» **Exercise materials**
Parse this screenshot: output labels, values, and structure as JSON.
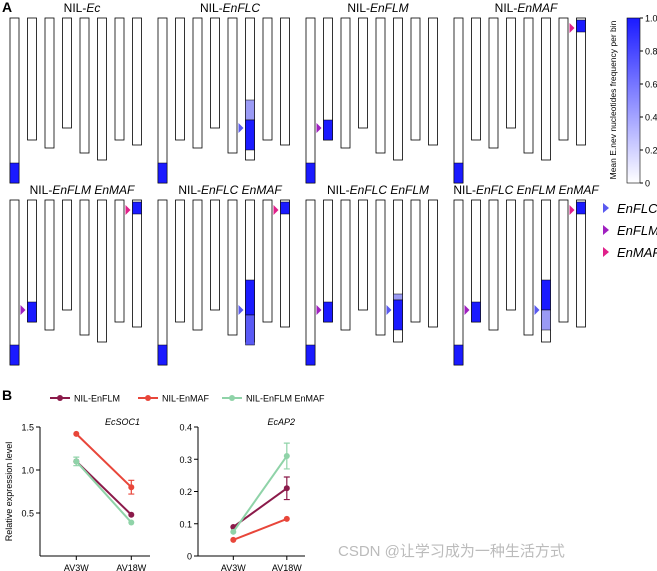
{
  "panel_labels": [
    "A",
    "B"
  ],
  "genotype_panels": [
    {
      "prefix": "NIL-",
      "name": "Ec"
    },
    {
      "prefix": "NIL-",
      "name": "EnFLC"
    },
    {
      "prefix": "NIL-",
      "name": "EnFLM"
    },
    {
      "prefix": "NIL-",
      "name": "EnMAF"
    },
    {
      "prefix": "NIL-",
      "name": "EnFLM EnMAF"
    },
    {
      "prefix": "NIL-",
      "name": "EnFLC EnMAF"
    },
    {
      "prefix": "NIL-",
      "name": "EnFLC EnFLM"
    },
    {
      "prefix": "NIL-",
      "name": "EnFLC EnFLM EnMAF"
    }
  ],
  "colorbar": {
    "label": "Mean E.nev nucleotides frequency per bin",
    "ticks": [
      0,
      0.2,
      0.4,
      0.6,
      0.8,
      {
        "value": 1,
        "label": "1.0"
      }
    ],
    "lim": [
      0,
      1
    ]
  },
  "gene_legend": [
    {
      "name": "EnFLC",
      "color": "#5a5af0"
    },
    {
      "name": "EnFLM",
      "color": "#a020c0"
    },
    {
      "name": "EnMAF",
      "color": "#e0208a"
    }
  ],
  "chart_data": [
    {
      "type": "line",
      "title": "EcSOC1",
      "ylabel": "Relative expression level",
      "categories": [
        "AV3W",
        "AV18W"
      ],
      "ylim": [
        0,
        1.5
      ],
      "yticks": [
        {
          "value": 0.5,
          "label": "0.5"
        },
        {
          "value": 1,
          "label": "1.0"
        },
        {
          "value": 1.5,
          "label": "1.5"
        }
      ],
      "series": [
        {
          "name": "NIL-EnFLM",
          "color": "#8b1a4a",
          "values": [
            1.1,
            0.48
          ],
          "errors": [
            0,
            0
          ]
        },
        {
          "name": "NIL-EnMAF",
          "color": "#e8463a",
          "values": [
            1.42,
            0.8
          ],
          "errors": [
            0,
            0.08
          ]
        },
        {
          "name": "NIL-EnFLM EnMAF",
          "color": "#8fd3a8",
          "values": [
            1.1,
            0.39
          ],
          "errors": [
            0.05,
            0
          ]
        }
      ]
    },
    {
      "type": "line",
      "title": "EcAP2",
      "categories": [
        "AV3W",
        "AV18W"
      ],
      "ylim": [
        0,
        0.4
      ],
      "yticks": [
        0,
        0.1,
        0.2,
        0.3,
        0.4
      ],
      "series": [
        {
          "name": "NIL-EnFLM",
          "color": "#8b1a4a",
          "values": [
            0.09,
            0.21
          ],
          "errors": [
            0,
            0.035
          ]
        },
        {
          "name": "NIL-EnMAF",
          "color": "#e8463a",
          "values": [
            0.05,
            0.115
          ],
          "errors": [
            0,
            0
          ]
        },
        {
          "name": "NIL-EnFLM EnMAF",
          "color": "#8fd3a8",
          "values": [
            0.075,
            0.31
          ],
          "errors": [
            0,
            0.04
          ]
        }
      ]
    }
  ],
  "watermark": "CSDN @让学习成为一种生活方式"
}
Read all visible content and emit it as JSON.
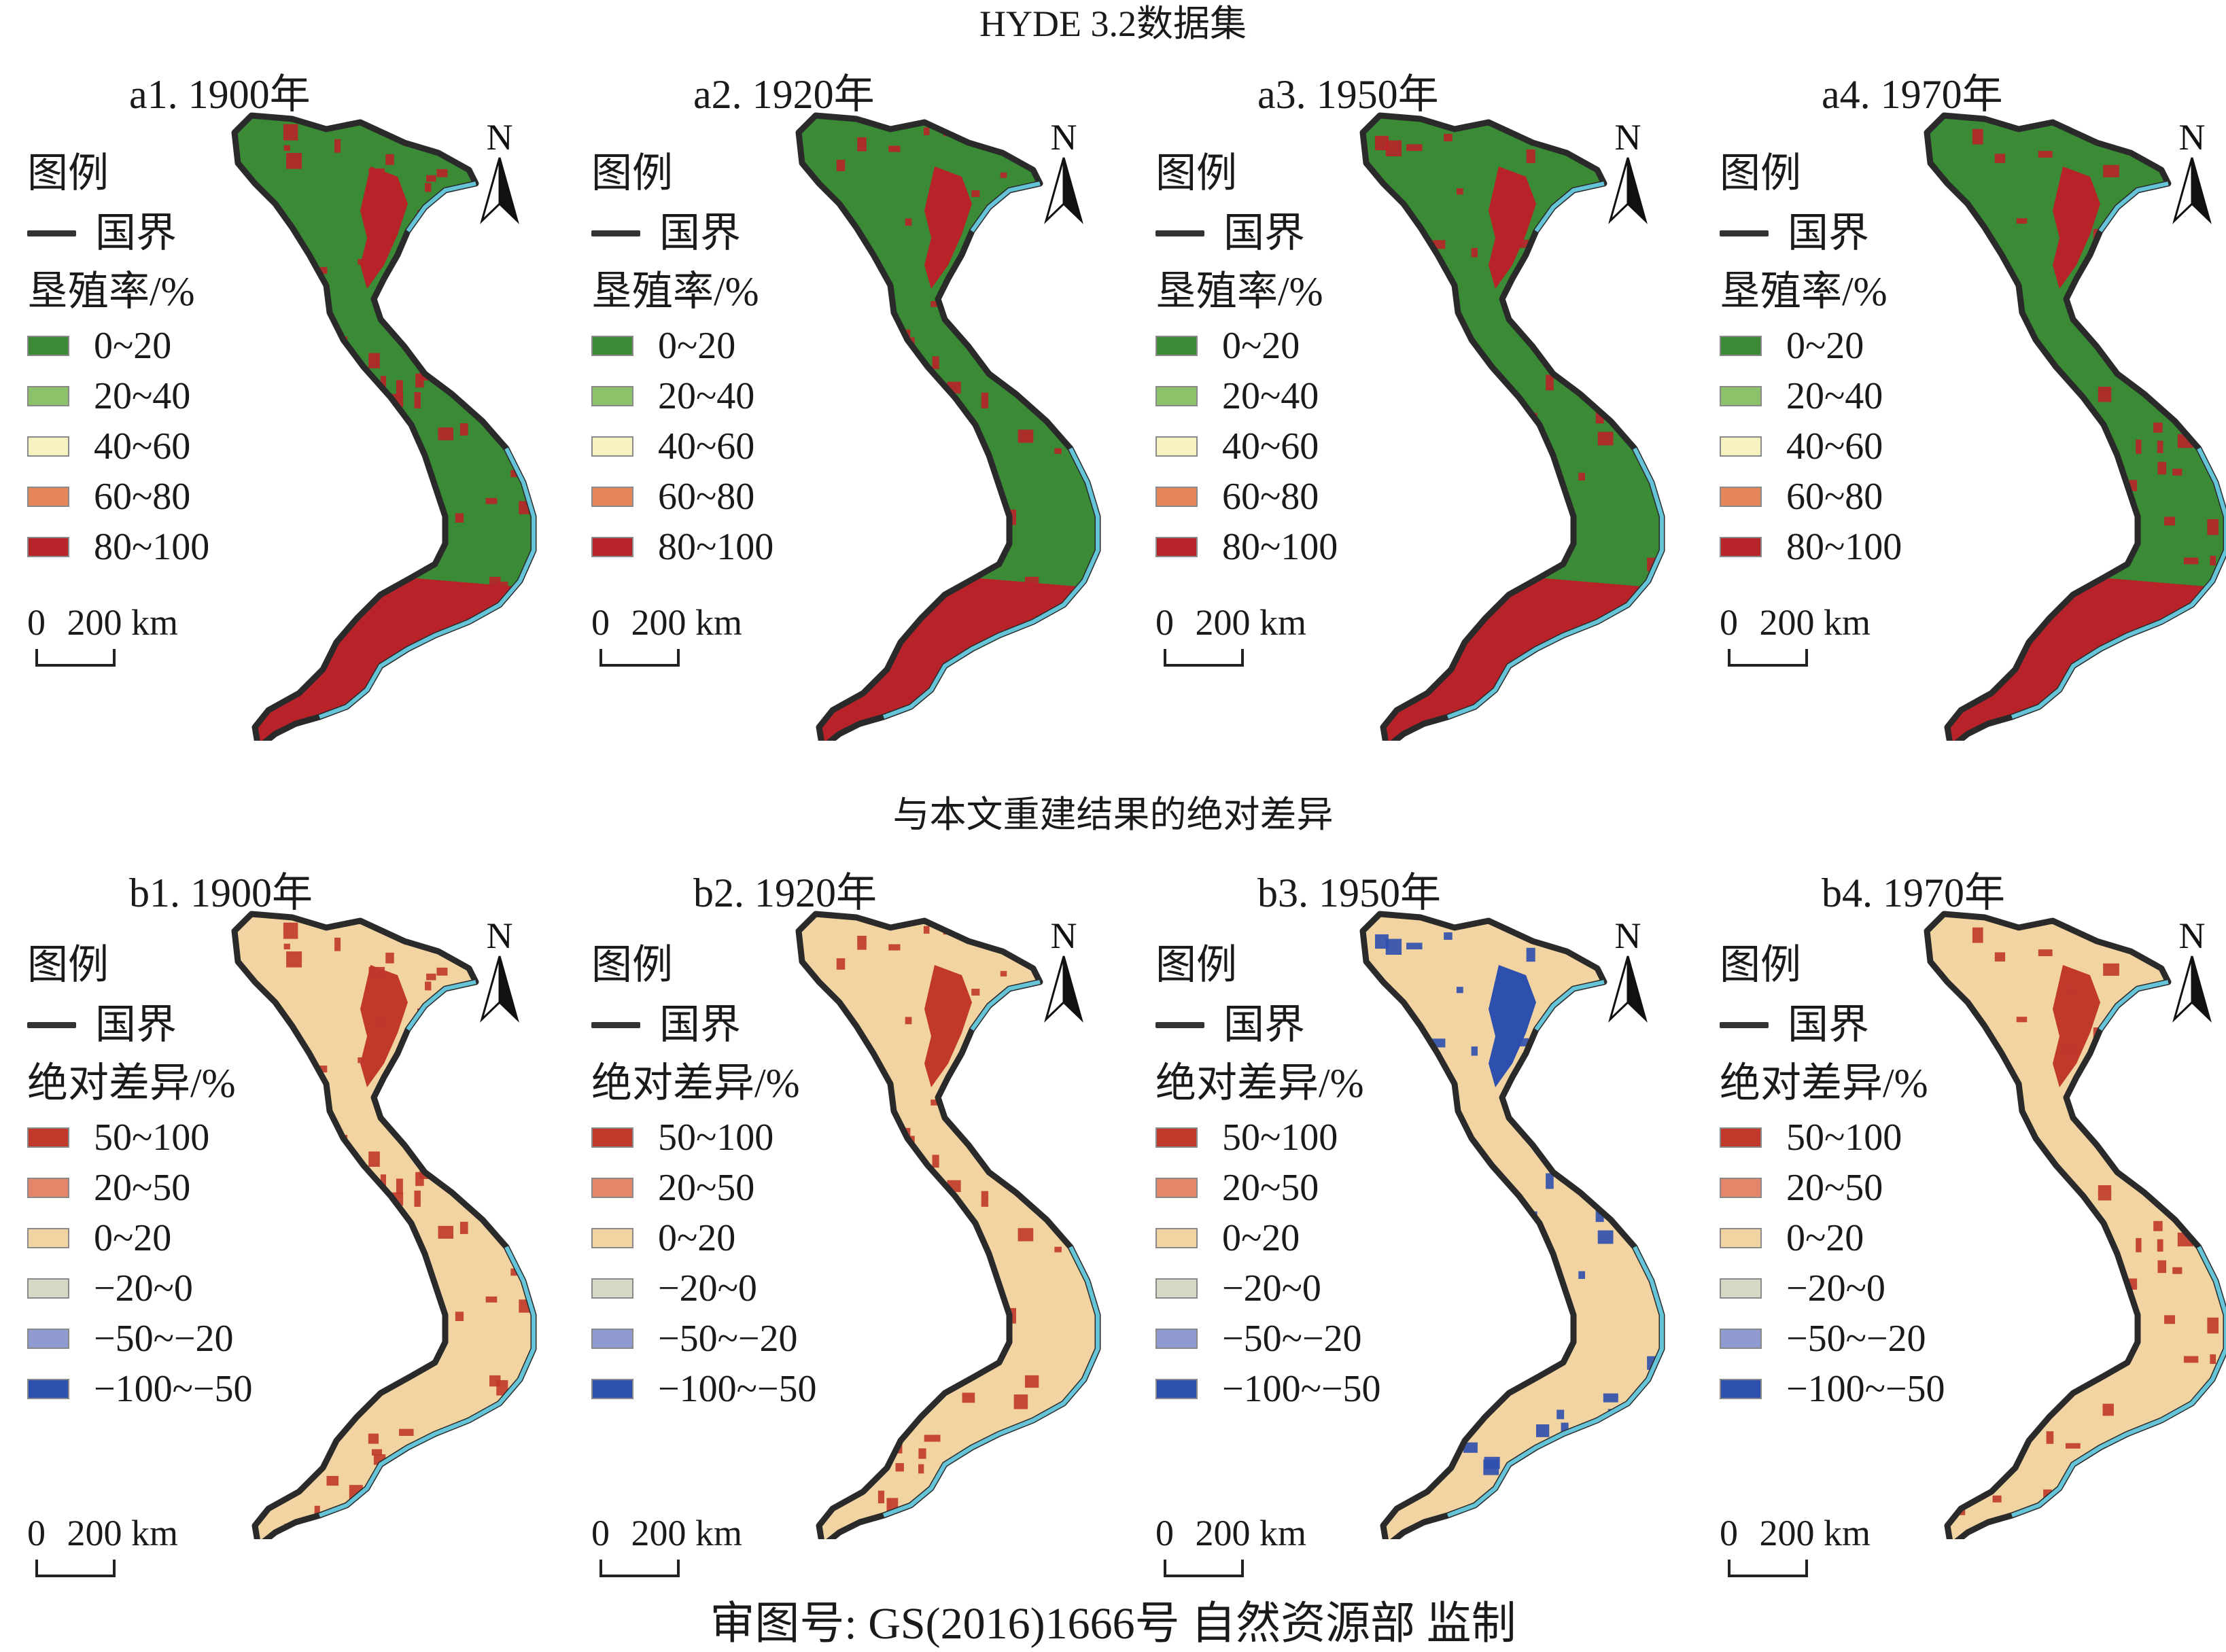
{
  "titles": {
    "top": "HYDE 3.2数据集",
    "middle": "与本文重建结果的绝对差异",
    "footer": "审图号: GS(2016)1666号 自然资源部 监制"
  },
  "north_label": "N",
  "scale": {
    "zero": "0",
    "label": "200 km"
  },
  "legend_a": {
    "header": "图例",
    "border_label": "国界",
    "subtitle": "垦殖率/%",
    "items": [
      {
        "label": "0~20",
        "color": "#3a8a36"
      },
      {
        "label": "20~40",
        "color": "#8cc26a"
      },
      {
        "label": "40~60",
        "color": "#f6f2bf"
      },
      {
        "label": "60~80",
        "color": "#e5865d"
      },
      {
        "label": "80~100",
        "color": "#b8232a"
      }
    ]
  },
  "legend_b": {
    "header": "图例",
    "border_label": "国界",
    "subtitle": "绝对差异/%",
    "items": [
      {
        "label": "50~100",
        "color": "#c0392b"
      },
      {
        "label": "20~50",
        "color": "#e5866a"
      },
      {
        "label": "0~20",
        "color": "#f2d4a2"
      },
      {
        "label": "−20~0",
        "color": "#d8d8c6"
      },
      {
        "label": "−50~−20",
        "color": "#8e9ad0"
      },
      {
        "label": "−100~−50",
        "color": "#2d4fae"
      }
    ]
  },
  "panels_a": [
    {
      "label": "a1. 1900年",
      "dominant": "#3a8a36",
      "patch": "#b8232a",
      "south": "#b8232a"
    },
    {
      "label": "a2. 1920年",
      "dominant": "#3a8a36",
      "patch": "#b8232a",
      "south": "#b8232a"
    },
    {
      "label": "a3. 1950年",
      "dominant": "#3a8a36",
      "patch": "#b8232a",
      "south": "#b8232a"
    },
    {
      "label": "a4. 1970年",
      "dominant": "#3a8a36",
      "patch": "#b8232a",
      "south": "#b8232a"
    }
  ],
  "panels_b": [
    {
      "label": "b1. 1900年",
      "dominant": "#f2d4a2",
      "patch": "#c0392b",
      "south": "#f2d4a2"
    },
    {
      "label": "b2. 1920年",
      "dominant": "#f2d4a2",
      "patch": "#c0392b",
      "south": "#f2d4a2"
    },
    {
      "label": "b3. 1950年",
      "dominant": "#f2d4a2",
      "patch": "#2d4fae",
      "south": "#f2d4a2"
    },
    {
      "label": "b4. 1970年",
      "dominant": "#f2d4a2",
      "patch": "#c0392b",
      "south": "#f2d4a2"
    }
  ]
}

» **What the task requires**
Write out the records above exactly as they stand, leaving out every picture.

» **Solved problem**
Parse this screenshot: output labels, values, and structure as JSON.
{
  "panel_labels": [
    "A",
    "B"
  ],
  "genotype_panels": [
    {
      "prefix": "NIL-",
      "name": "Ec"
    },
    {
      "prefix": "NIL-",
      "name": "EnFLC"
    },
    {
      "prefix": "NIL-",
      "name": "EnFLM"
    },
    {
      "prefix": "NIL-",
      "name": "EnMAF"
    },
    {
      "prefix": "NIL-",
      "name": "EnFLM EnMAF"
    },
    {
      "prefix": "NIL-",
      "name": "EnFLC EnMAF"
    },
    {
      "prefix": "NIL-",
      "name": "EnFLC EnFLM"
    },
    {
      "prefix": "NIL-",
      "name": "EnFLC EnFLM EnMAF"
    }
  ],
  "colorbar": {
    "label": "Mean E.nev nucleotides frequency per bin",
    "ticks": [
      0,
      0.2,
      0.4,
      0.6,
      0.8,
      {
        "value": 1,
        "label": "1.0"
      }
    ],
    "lim": [
      0,
      1
    ]
  },
  "gene_legend": [
    {
      "name": "EnFLC",
      "color": "#5a5af0"
    },
    {
      "name": "EnFLM",
      "color": "#a020c0"
    },
    {
      "name": "EnMAF",
      "color": "#e0208a"
    }
  ],
  "chart_data": [
    {
      "type": "line",
      "title": "EcSOC1",
      "ylabel": "Relative expression level",
      "categories": [
        "AV3W",
        "AV18W"
      ],
      "ylim": [
        0,
        1.5
      ],
      "yticks": [
        {
          "value": 0.5,
          "label": "0.5"
        },
        {
          "value": 1,
          "label": "1.0"
        },
        {
          "value": 1.5,
          "label": "1.5"
        }
      ],
      "series": [
        {
          "name": "NIL-EnFLM",
          "color": "#8b1a4a",
          "values": [
            1.1,
            0.48
          ],
          "errors": [
            0,
            0
          ]
        },
        {
          "name": "NIL-EnMAF",
          "color": "#e8463a",
          "values": [
            1.42,
            0.8
          ],
          "errors": [
            0,
            0.08
          ]
        },
        {
          "name": "NIL-EnFLM EnMAF",
          "color": "#8fd3a8",
          "values": [
            1.1,
            0.39
          ],
          "errors": [
            0.05,
            0
          ]
        }
      ]
    },
    {
      "type": "line",
      "title": "EcAP2",
      "categories": [
        "AV3W",
        "AV18W"
      ],
      "ylim": [
        0,
        0.4
      ],
      "yticks": [
        0,
        0.1,
        0.2,
        0.3,
        0.4
      ],
      "series": [
        {
          "name": "NIL-EnFLM",
          "color": "#8b1a4a",
          "values": [
            0.09,
            0.21
          ],
          "errors": [
            0,
            0.035
          ]
        },
        {
          "name": "NIL-EnMAF",
          "color": "#e8463a",
          "values": [
            0.05,
            0.115
          ],
          "errors": [
            0,
            0
          ]
        },
        {
          "name": "NIL-EnFLM EnMAF",
          "color": "#8fd3a8",
          "values": [
            0.075,
            0.31
          ],
          "errors": [
            0,
            0.04
          ]
        }
      ]
    }
  ],
  "watermark": "CSDN @让学习成为一种生活方式"
}
Read all visible content and emit it as JSON.
{
  "titles": {
    "top": "HYDE 3.2数据集",
    "middle": "与本文重建结果的绝对差异",
    "footer": "审图号: GS(2016)1666号 自然资源部 监制"
  },
  "north_label": "N",
  "scale": {
    "zero": "0",
    "label": "200 km"
  },
  "legend_a": {
    "header": "图例",
    "border_label": "国界",
    "subtitle": "垦殖率/%",
    "items": [
      {
        "label": "0~20",
        "color": "#3a8a36"
      },
      {
        "label": "20~40",
        "color": "#8cc26a"
      },
      {
        "label": "40~60",
        "color": "#f6f2bf"
      },
      {
        "label": "60~80",
        "color": "#e5865d"
      },
      {
        "label": "80~100",
        "color": "#b8232a"
      }
    ]
  },
  "legend_b": {
    "header": "图例",
    "border_label": "国界",
    "subtitle": "绝对差异/%",
    "items": [
      {
        "label": "50~100",
        "color": "#c0392b"
      },
      {
        "label": "20~50",
        "color": "#e5866a"
      },
      {
        "label": "0~20",
        "color": "#f2d4a2"
      },
      {
        "label": "−20~0",
        "color": "#d8d8c6"
      },
      {
        "label": "−50~−20",
        "color": "#8e9ad0"
      },
      {
        "label": "−100~−50",
        "color": "#2d4fae"
      }
    ]
  },
  "panels_a": [
    {
      "label": "a1. 1900年",
      "dominant": "#3a8a36",
      "patch": "#b8232a",
      "south": "#b8232a"
    },
    {
      "label": "a2. 1920年",
      "dominant": "#3a8a36",
      "patch": "#b8232a",
      "south": "#b8232a"
    },
    {
      "label": "a3. 1950年",
      "dominant": "#3a8a36",
      "patch": "#b8232a",
      "south": "#b8232a"
    },
    {
      "label": "a4. 1970年",
      "dominant": "#3a8a36",
      "patch": "#b8232a",
      "south": "#b8232a"
    }
  ],
  "panels_b": [
    {
      "label": "b1. 1900年",
      "dominant": "#f2d4a2",
      "patch": "#c0392b",
      "south": "#f2d4a2"
    },
    {
      "label": "b2. 1920年",
      "dominant": "#f2d4a2",
      "patch": "#c0392b",
      "south": "#f2d4a2"
    },
    {
      "label": "b3. 1950年",
      "dominant": "#f2d4a2",
      "patch": "#2d4fae",
      "south": "#f2d4a2"
    },
    {
      "label": "b4. 1970年",
      "dominant": "#f2d4a2",
      "patch": "#c0392b",
      "south": "#f2d4a2"
    }
  ]
}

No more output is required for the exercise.